-- start Data provided --
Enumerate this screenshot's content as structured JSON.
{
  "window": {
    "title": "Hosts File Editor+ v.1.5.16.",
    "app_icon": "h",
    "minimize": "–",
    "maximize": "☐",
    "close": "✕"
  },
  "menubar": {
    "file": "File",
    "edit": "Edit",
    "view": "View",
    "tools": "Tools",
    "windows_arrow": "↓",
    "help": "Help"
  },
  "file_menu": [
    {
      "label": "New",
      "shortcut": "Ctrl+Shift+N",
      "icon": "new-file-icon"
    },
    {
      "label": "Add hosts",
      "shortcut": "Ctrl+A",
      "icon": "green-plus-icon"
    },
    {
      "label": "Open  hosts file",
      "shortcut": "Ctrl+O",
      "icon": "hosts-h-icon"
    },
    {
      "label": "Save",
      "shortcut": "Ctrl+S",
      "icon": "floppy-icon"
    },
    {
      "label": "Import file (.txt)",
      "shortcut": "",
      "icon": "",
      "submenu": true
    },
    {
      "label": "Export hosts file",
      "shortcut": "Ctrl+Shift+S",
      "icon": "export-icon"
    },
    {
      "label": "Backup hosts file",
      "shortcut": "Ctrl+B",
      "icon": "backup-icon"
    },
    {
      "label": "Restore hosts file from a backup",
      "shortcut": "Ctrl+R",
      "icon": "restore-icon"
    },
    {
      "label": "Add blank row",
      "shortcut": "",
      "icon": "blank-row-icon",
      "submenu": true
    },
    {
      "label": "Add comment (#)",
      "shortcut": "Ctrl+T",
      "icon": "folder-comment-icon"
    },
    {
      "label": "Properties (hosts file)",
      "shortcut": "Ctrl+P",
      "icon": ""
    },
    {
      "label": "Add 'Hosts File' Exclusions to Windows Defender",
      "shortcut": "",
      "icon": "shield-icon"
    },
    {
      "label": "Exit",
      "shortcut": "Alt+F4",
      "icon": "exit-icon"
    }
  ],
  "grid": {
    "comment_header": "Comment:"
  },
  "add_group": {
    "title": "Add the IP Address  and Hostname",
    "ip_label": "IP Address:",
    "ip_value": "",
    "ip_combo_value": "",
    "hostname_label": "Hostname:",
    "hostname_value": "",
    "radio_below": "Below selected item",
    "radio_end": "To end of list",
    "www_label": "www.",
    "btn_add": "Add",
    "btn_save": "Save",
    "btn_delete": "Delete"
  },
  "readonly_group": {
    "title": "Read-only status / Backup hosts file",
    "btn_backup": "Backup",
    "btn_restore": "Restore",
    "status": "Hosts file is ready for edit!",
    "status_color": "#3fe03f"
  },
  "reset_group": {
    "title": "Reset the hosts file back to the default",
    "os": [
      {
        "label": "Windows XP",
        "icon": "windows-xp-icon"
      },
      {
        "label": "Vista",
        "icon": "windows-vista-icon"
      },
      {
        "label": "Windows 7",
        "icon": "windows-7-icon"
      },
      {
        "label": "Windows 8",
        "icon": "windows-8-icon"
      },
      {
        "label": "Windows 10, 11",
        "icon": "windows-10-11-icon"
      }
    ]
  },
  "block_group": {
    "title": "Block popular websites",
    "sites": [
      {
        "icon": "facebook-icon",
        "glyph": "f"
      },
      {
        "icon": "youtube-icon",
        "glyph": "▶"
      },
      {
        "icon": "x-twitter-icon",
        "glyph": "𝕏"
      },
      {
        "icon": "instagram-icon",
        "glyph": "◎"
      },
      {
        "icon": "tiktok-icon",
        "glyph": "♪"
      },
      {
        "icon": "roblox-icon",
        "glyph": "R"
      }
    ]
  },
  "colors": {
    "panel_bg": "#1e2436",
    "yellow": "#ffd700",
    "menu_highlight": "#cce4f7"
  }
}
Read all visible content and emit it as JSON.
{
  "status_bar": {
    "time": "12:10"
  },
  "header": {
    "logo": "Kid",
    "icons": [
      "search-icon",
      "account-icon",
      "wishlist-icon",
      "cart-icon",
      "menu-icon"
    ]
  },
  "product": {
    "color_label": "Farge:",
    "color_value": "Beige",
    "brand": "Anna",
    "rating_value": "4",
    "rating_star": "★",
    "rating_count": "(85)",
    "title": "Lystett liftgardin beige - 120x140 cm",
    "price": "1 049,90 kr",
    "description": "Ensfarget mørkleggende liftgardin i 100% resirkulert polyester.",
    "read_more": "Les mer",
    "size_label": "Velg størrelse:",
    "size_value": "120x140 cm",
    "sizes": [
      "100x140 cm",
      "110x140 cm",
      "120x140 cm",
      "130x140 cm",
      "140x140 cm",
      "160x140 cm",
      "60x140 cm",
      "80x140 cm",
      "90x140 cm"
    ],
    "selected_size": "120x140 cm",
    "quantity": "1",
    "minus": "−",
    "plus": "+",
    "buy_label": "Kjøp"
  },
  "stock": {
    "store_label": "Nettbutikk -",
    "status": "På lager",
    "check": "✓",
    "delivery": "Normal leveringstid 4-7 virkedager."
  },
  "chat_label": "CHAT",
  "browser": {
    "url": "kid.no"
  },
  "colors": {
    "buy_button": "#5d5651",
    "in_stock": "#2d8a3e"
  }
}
-- end Data provided --
-- start Data provided --
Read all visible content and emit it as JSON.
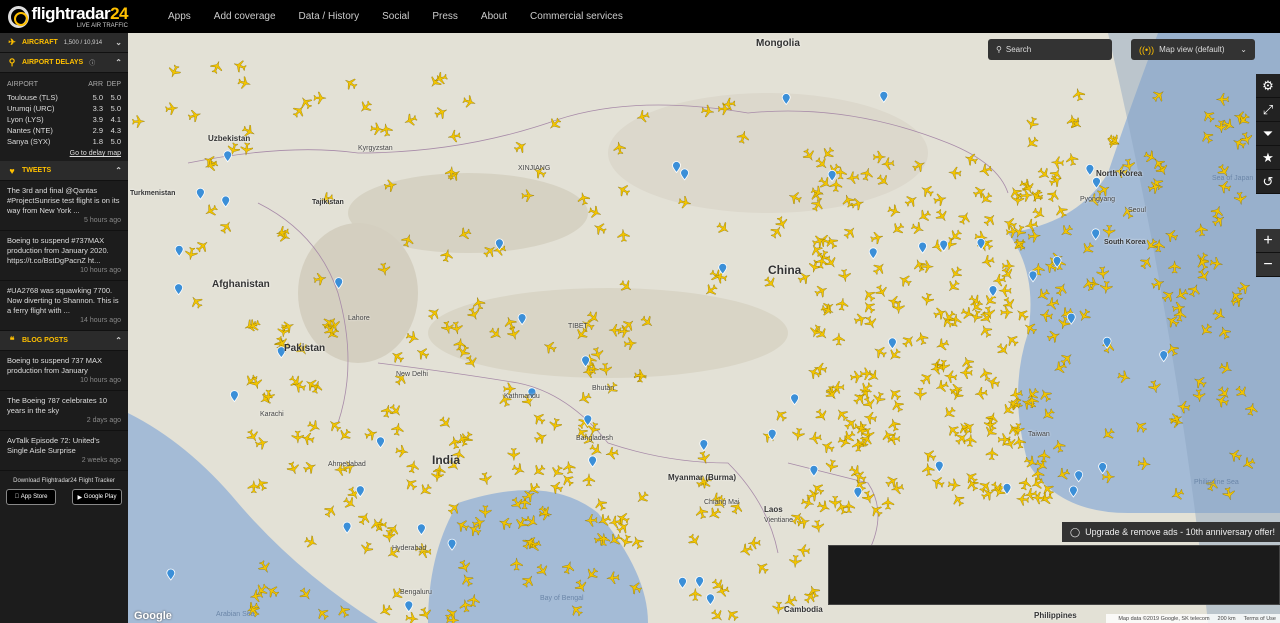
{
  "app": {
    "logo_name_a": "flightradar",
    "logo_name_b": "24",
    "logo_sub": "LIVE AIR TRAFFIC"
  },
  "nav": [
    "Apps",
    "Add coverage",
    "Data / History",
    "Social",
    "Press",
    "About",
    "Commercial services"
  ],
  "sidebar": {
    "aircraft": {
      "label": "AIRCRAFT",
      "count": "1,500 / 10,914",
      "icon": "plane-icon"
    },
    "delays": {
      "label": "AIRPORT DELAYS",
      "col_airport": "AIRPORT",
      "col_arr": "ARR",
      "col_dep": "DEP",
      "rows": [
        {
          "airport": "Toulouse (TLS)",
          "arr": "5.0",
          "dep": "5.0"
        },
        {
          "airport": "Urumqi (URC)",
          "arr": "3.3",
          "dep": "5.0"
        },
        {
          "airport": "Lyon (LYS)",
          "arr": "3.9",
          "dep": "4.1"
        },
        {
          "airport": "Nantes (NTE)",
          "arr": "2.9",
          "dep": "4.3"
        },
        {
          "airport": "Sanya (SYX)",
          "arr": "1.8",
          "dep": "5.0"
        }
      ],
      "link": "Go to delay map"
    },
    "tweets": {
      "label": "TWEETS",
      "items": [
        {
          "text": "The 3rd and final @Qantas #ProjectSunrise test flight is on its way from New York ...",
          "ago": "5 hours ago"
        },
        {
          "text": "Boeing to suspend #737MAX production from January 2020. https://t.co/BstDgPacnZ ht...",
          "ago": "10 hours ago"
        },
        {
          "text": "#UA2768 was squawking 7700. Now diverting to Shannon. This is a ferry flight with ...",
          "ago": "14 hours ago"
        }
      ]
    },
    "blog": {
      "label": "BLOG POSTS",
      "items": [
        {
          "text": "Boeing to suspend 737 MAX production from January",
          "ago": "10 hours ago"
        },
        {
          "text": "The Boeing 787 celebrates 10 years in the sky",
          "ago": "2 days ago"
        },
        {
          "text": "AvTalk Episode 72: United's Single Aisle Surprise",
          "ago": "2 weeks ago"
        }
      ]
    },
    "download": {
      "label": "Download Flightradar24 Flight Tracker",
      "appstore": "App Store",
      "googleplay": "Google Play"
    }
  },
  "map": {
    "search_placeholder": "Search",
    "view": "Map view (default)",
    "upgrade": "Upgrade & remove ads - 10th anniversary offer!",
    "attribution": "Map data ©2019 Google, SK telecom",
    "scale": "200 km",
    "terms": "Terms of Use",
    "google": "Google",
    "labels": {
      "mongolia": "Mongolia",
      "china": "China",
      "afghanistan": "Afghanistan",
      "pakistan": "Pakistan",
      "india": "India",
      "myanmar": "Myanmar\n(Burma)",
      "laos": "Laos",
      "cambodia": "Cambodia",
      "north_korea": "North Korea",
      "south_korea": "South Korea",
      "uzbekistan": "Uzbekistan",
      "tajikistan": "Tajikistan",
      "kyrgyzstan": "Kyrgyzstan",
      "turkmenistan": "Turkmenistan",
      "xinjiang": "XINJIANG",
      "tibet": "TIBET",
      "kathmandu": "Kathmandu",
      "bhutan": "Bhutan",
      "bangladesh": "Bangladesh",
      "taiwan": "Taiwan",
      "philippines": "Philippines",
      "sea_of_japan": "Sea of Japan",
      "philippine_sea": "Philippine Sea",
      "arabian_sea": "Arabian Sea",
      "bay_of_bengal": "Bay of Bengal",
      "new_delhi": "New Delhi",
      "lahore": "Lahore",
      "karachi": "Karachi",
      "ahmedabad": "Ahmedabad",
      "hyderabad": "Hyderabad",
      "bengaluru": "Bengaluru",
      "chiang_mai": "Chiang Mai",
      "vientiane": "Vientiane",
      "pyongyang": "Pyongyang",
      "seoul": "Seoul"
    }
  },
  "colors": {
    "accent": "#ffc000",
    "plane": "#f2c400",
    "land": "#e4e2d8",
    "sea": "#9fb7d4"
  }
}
-- end Data provided --
Work to do | Collect the complete line wherever the string "from" appears in the records.

Reply to the task |
      "label": "Restore hosts file from a backup",
          "text": "The 3rd and final @Qantas #ProjectSunrise test flight is on its way from New York ...",
          "text": "Boeing to suspend #737MAX production from January 2020. https://t.co/BstDgPacnZ ht...",
          "text": "Boeing to suspend 737 MAX production from January",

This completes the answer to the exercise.